All records must be quoted exactly. Omit the pictures.

·····

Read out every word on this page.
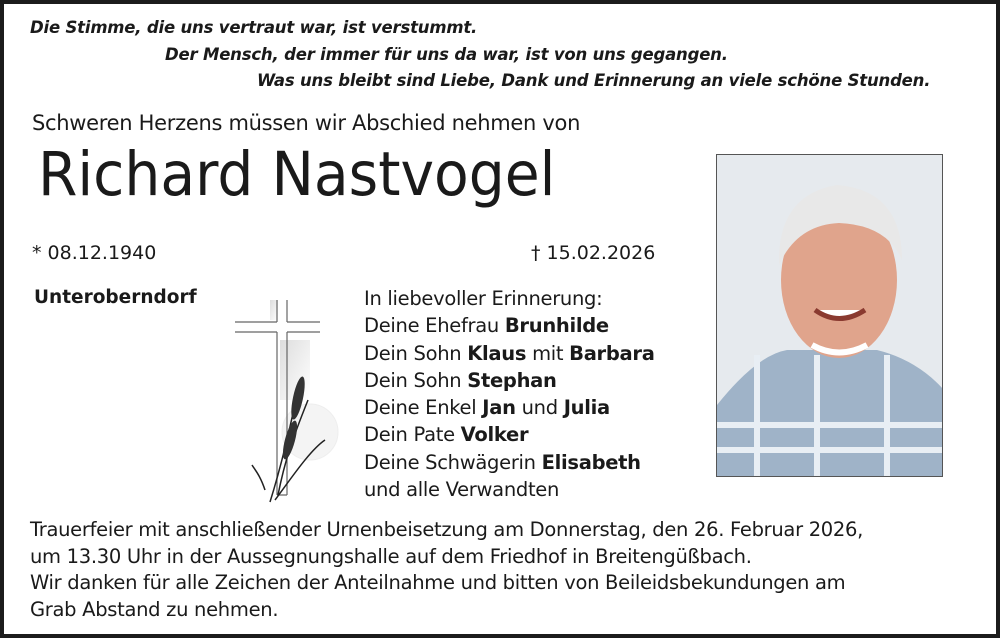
Die Stimme, die uns vertraut war, ist verstummt.
Der Mensch, der immer für uns da war, ist von uns gegangen.
Was uns bleibt sind Liebe, Dank und Erinnerung an viele schöne Stunden.
Schweren Herzens müssen wir Abschied nehmen von
Richard Nastvogel
* 08.12.1940	† 15.02.2026
Unteroberndorf	In liebevoller Erinnerung:
Deine Ehefrau Brunhilde
Dein Sohn Klaus mit Barbara
Dein Sohn Stephan
Deine Enkel Jan und Julia
Dein Pate Volker
Deine Schwägerin Elisabeth
und alle Verwandten
Trauerfeier mit anschließender Urnenbeisetzung am Donnerstag, den 26. Februar 2026,
um 13.30 Uhr in der Aussegnungshalle auf dem Friedhof in Breitengüßbach.
Wir danken für alle Zeichen der Anteilnahme und bitten von Beileidsbekundungen am
Grab Abstand zu nehmen.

·····

EXPECTED ANSWER:
Read out every word on this page.
Die Stimme, die uns vertraut war, ist verstummt.
Der Mensch, der immer für uns da war, ist von uns gegangen.
Was uns bleibt sind Liebe, Dank und Erinnerung an viele schöne Stunden.
Schweren Herzens müssen wir Abschied nehmen von
Richard Nastvogel
* 08.12.1940	† 15.02.2026
Unteroberndorf	In liebevoller Erinnerung:
Deine Ehefrau Brunhilde
Dein Sohn Klaus mit Barbara
Dein Sohn Stephan
Deine Enkel Jan und Julia
Dein Pate Volker
Deine Schwägerin Elisabeth
und alle Verwandten
Trauerfeier mit anschließender Urnenbeisetzung am Donnerstag, den 26. Februar 2026,
um 13.30 Uhr in der Aussegnungshalle auf dem Friedhof in Breitengüßbach.
Wir danken für alle Zeichen der Anteilnahme und bitten von Beileidsbekundungen am
Grab Abstand zu nehmen.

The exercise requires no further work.